(Element location listings)
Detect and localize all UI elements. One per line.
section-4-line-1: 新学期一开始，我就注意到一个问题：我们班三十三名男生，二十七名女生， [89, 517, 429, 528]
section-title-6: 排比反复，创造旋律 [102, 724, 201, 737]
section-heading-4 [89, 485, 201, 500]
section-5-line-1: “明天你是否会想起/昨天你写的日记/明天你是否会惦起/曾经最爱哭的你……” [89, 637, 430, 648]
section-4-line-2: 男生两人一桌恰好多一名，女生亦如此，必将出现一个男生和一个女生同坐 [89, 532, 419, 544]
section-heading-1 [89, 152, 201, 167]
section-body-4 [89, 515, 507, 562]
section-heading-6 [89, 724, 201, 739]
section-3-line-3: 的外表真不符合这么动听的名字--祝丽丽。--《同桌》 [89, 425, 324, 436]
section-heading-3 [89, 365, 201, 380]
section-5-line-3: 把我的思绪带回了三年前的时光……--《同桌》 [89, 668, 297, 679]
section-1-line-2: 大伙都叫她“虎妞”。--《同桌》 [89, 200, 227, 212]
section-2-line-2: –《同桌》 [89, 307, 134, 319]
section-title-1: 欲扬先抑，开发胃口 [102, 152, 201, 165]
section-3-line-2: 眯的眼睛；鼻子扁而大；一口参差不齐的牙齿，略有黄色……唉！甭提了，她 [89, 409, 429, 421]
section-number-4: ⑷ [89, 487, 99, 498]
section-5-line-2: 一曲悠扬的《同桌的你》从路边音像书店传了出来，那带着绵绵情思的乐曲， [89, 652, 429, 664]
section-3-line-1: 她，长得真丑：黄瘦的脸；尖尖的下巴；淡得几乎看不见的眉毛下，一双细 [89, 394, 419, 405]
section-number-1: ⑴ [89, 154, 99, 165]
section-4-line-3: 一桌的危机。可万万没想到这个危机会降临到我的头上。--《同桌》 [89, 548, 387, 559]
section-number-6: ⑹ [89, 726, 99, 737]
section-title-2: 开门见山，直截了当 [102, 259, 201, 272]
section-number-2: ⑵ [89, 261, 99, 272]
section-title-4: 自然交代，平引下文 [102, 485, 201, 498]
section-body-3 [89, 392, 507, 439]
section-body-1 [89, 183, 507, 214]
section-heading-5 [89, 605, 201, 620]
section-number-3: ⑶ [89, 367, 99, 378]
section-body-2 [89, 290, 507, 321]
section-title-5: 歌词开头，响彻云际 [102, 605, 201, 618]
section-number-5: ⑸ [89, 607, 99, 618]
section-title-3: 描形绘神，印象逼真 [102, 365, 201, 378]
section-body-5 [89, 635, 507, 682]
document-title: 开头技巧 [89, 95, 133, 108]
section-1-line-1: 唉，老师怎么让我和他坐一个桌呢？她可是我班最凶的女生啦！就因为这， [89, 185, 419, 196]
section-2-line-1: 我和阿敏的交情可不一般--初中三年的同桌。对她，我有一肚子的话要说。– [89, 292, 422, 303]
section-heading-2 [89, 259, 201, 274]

» To do
Rewrite every line of the rows above as a numbered list, dropping any blank lines.

» Written solution
1. Detect and localize all UI elements. One per line.
2. section-4-line-1: 新学期一开始，我就注意到一个问题：我们班三十三名男生，二十七名女生， [89, 517, 429, 528]
3. section-title-6: 排比反复，创造旋律 [102, 724, 201, 737]
4. section-heading-4 [89, 485, 201, 500]
5. section-5-line-1: “明天你是否会想起/昨天你写的日记/明天你是否会惦起/曾经最爱哭的你……” [89, 637, 430, 648]
6. section-4-line-2: 男生两人一桌恰好多一名，女生亦如此，必将出现一个男生和一个女生同坐 [89, 532, 419, 544]
7. section-heading-1 [89, 152, 201, 167]
8. section-body-4 [89, 515, 507, 562]
9. section-heading-6 [89, 724, 201, 739]
10. section-3-line-3: 的外表真不符合这么动听的名字--祝丽丽。--《同桌》 [89, 425, 324, 436]
11. section-heading-3 [89, 365, 201, 380]
12. section-5-line-3: 把我的思绪带回了三年前的时光……--《同桌》 [89, 668, 297, 679]
13. section-1-line-2: 大伙都叫她“虎妞”。--《同桌》 [89, 200, 227, 212]
14. section-2-line-2: –《同桌》 [89, 307, 134, 319]
15. section-title-1: 欲扬先抑，开发胃口 [102, 152, 201, 165]
16. section-3-line-2: 眯的眼睛；鼻子扁而大；一口参差不齐的牙齿，略有黄色……唉！甭提了，她 [89, 409, 429, 421]
17. section-number-4: ⑷ [89, 487, 99, 498]
18. section-5-line-2: 一曲悠扬的《同桌的你》从路边音像书店传了出来，那带着绵绵情思的乐曲， [89, 652, 429, 664]
19. section-3-line-1: 她，长得真丑：黄瘦的脸；尖尖的下巴；淡得几乎看不见的眉毛下，一双细 [89, 394, 419, 405]
20. section-number-1: ⑴ [89, 154, 99, 165]
21. section-4-line-3: 一桌的危机。可万万没想到这个危机会降临到我的头上。--《同桌》 [89, 548, 387, 559]
22. section-number-6: ⑹ [89, 726, 99, 737]
23. section-title-2: 开门见山，直截了当 [102, 259, 201, 272]
24. section-number-2: ⑵ [89, 261, 99, 272]
25. section-title-4: 自然交代，平引下文 [102, 485, 201, 498]
26. section-body-3 [89, 392, 507, 439]
27. section-body-1 [89, 183, 507, 214]
28. section-heading-5 [89, 605, 201, 620]
29. section-number-3: ⑶ [89, 367, 99, 378]
30. section-body-2 [89, 290, 507, 321]
31. section-title-5: 歌词开头，响彻云际 [102, 605, 201, 618]
32. section-number-5: ⑸ [89, 607, 99, 618]
33. section-title-3: 描形绘神，印象逼真 [102, 365, 201, 378]
34. section-body-5 [89, 635, 507, 682]
35. document-title: 开头技巧 [89, 95, 133, 108]
36. section-1-line-1: 唉，老师怎么让我和他坐一个桌呢？她可是我班最凶的女生啦！就因为这， [89, 185, 419, 196]
37. section-2-line-1: 我和阿敏的交情可不一般--初中三年的同桌。对她，我有一肚子的话要说。– [89, 292, 422, 303]
38. section-heading-2 [89, 259, 201, 274]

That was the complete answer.